* _Task directions_:
Repeat the listing exactly as given, omitting every image.

* _Working data_:

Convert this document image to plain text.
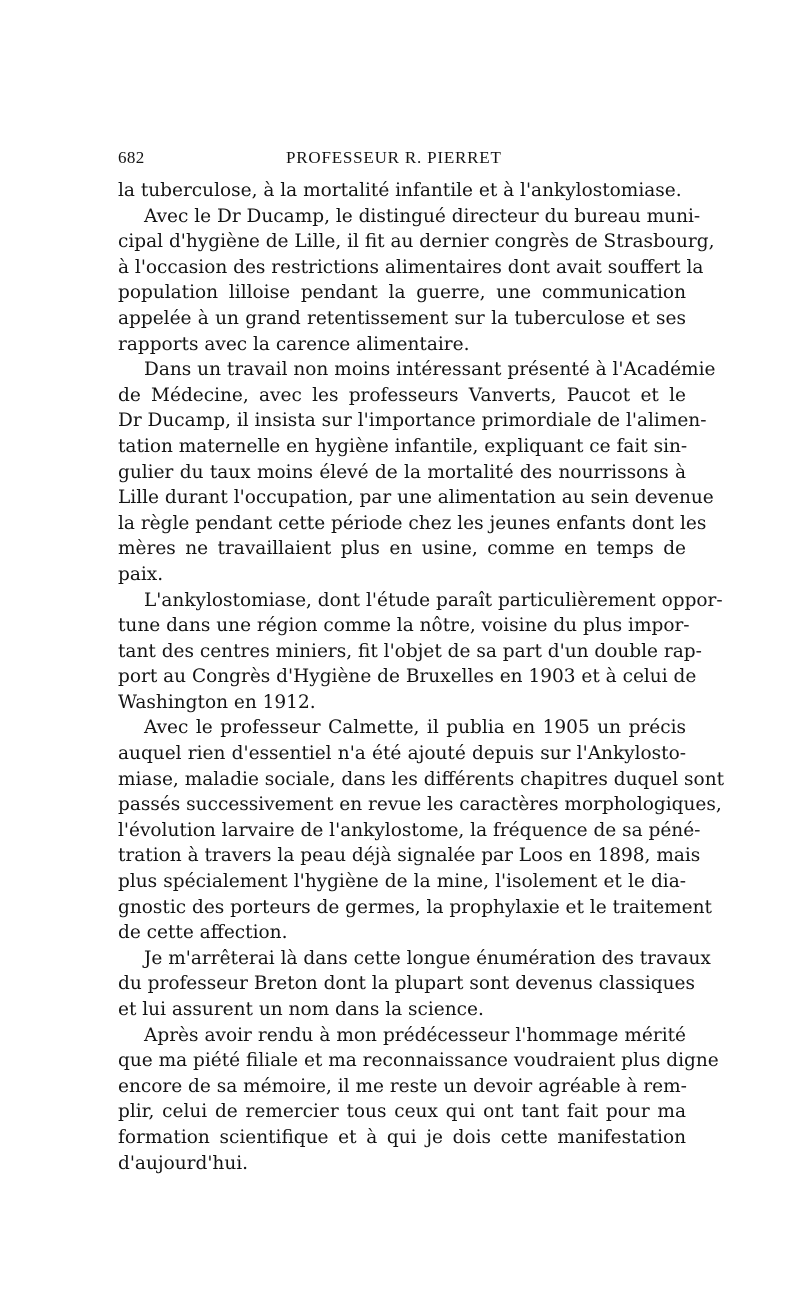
682	PROFESSEUR R. PIERRET
la tuberculose, à la mortalité infantile et à l'ankylostomiase.
Avec le Dr Ducamp, le distingué directeur du bureau muni-
cipal d'hygiène de Lille, il fit au dernier congrès de Strasbourg,
à l'occasion des restrictions alimentaires dont avait souffert la
population lilloise pendant la guerre, une communication
appelée à un grand retentissement sur la tuberculose et ses
rapports avec la carence alimentaire.
Dans un travail non moins intéressant présenté à l'Académie
de Médecine, avec les professeurs Vanverts, Paucot et le
Dr Ducamp, il insista sur l'importance primordiale de l'alimen-
tation maternelle en hygiène infantile, expliquant ce fait sin-
gulier du taux moins élevé de la mortalité des nourrissons à
Lille durant l'occupation, par une alimentation au sein devenue
la règle pendant cette période chez les jeunes enfants dont les
mères ne travaillaient plus en usine, comme en temps de
paix.
L'ankylostomiase, dont l'étude paraît particulièrement oppor-
tune dans une région comme la nôtre, voisine du plus impor-
tant des centres miniers, fit l'objet de sa part d'un double rap-
port au Congrès d'Hygiène de Bruxelles en 1903 et à celui de
Washington en 1912.
Avec le professeur Calmette, il publia en 1905 un précis
auquel rien d'essentiel n'a été ajouté depuis sur l'Ankylosto-
miase, maladie sociale, dans les différents chapitres duquel sont
passés successivement en revue les caractères morphologiques,
l'évolution larvaire de l'ankylostome, la fréquence de sa péné-
tration à travers la peau déjà signalée par Loos en 1898, mais
plus spécialement l'hygiène de la mine, l'isolement et le dia-
gnostic des porteurs de germes, la prophylaxie et le traitement
de cette affection.
Je m'arrêterai là dans cette longue énumération des travaux
du professeur Breton dont la plupart sont devenus classiques
et lui assurent un nom dans la science.
Après avoir rendu à mon prédécesseur l'hommage mérité
que ma piété filiale et ma reconnaissance voudraient plus digne
encore de sa mémoire, il me reste un devoir agréable à rem-
plir, celui de remercier tous ceux qui ont tant fait pour ma
formation scientifique et à qui je dois cette manifestation
d'aujourd'hui.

* _Solved problem_:
Convert this document image to plain text.
682	PROFESSEUR R. PIERRET
la tuberculose, à la mortalité infantile et à l'ankylostomiase.
Avec le Dr Ducamp, le distingué directeur du bureau muni-
cipal d'hygiène de Lille, il fit au dernier congrès de Strasbourg,
à l'occasion des restrictions alimentaires dont avait souffert la
population lilloise pendant la guerre, une communication
appelée à un grand retentissement sur la tuberculose et ses
rapports avec la carence alimentaire.
Dans un travail non moins intéressant présenté à l'Académie
de Médecine, avec les professeurs Vanverts, Paucot et le
Dr Ducamp, il insista sur l'importance primordiale de l'alimen-
tation maternelle en hygiène infantile, expliquant ce fait sin-
gulier du taux moins élevé de la mortalité des nourrissons à
Lille durant l'occupation, par une alimentation au sein devenue
la règle pendant cette période chez les jeunes enfants dont les
mères ne travaillaient plus en usine, comme en temps de
paix.
L'ankylostomiase, dont l'étude paraît particulièrement oppor-
tune dans une région comme la nôtre, voisine du plus impor-
tant des centres miniers, fit l'objet de sa part d'un double rap-
port au Congrès d'Hygiène de Bruxelles en 1903 et à celui de
Washington en 1912.
Avec le professeur Calmette, il publia en 1905 un précis
auquel rien d'essentiel n'a été ajouté depuis sur l'Ankylosto-
miase, maladie sociale, dans les différents chapitres duquel sont
passés successivement en revue les caractères morphologiques,
l'évolution larvaire de l'ankylostome, la fréquence de sa péné-
tration à travers la peau déjà signalée par Loos en 1898, mais
plus spécialement l'hygiène de la mine, l'isolement et le dia-
gnostic des porteurs de germes, la prophylaxie et le traitement
de cette affection.
Je m'arrêterai là dans cette longue énumération des travaux
du professeur Breton dont la plupart sont devenus classiques
et lui assurent un nom dans la science.
Après avoir rendu à mon prédécesseur l'hommage mérité
que ma piété filiale et ma reconnaissance voudraient plus digne
encore de sa mémoire, il me reste un devoir agréable à rem-
plir, celui de remercier tous ceux qui ont tant fait pour ma
formation scientifique et à qui je dois cette manifestation
d'aujourd'hui.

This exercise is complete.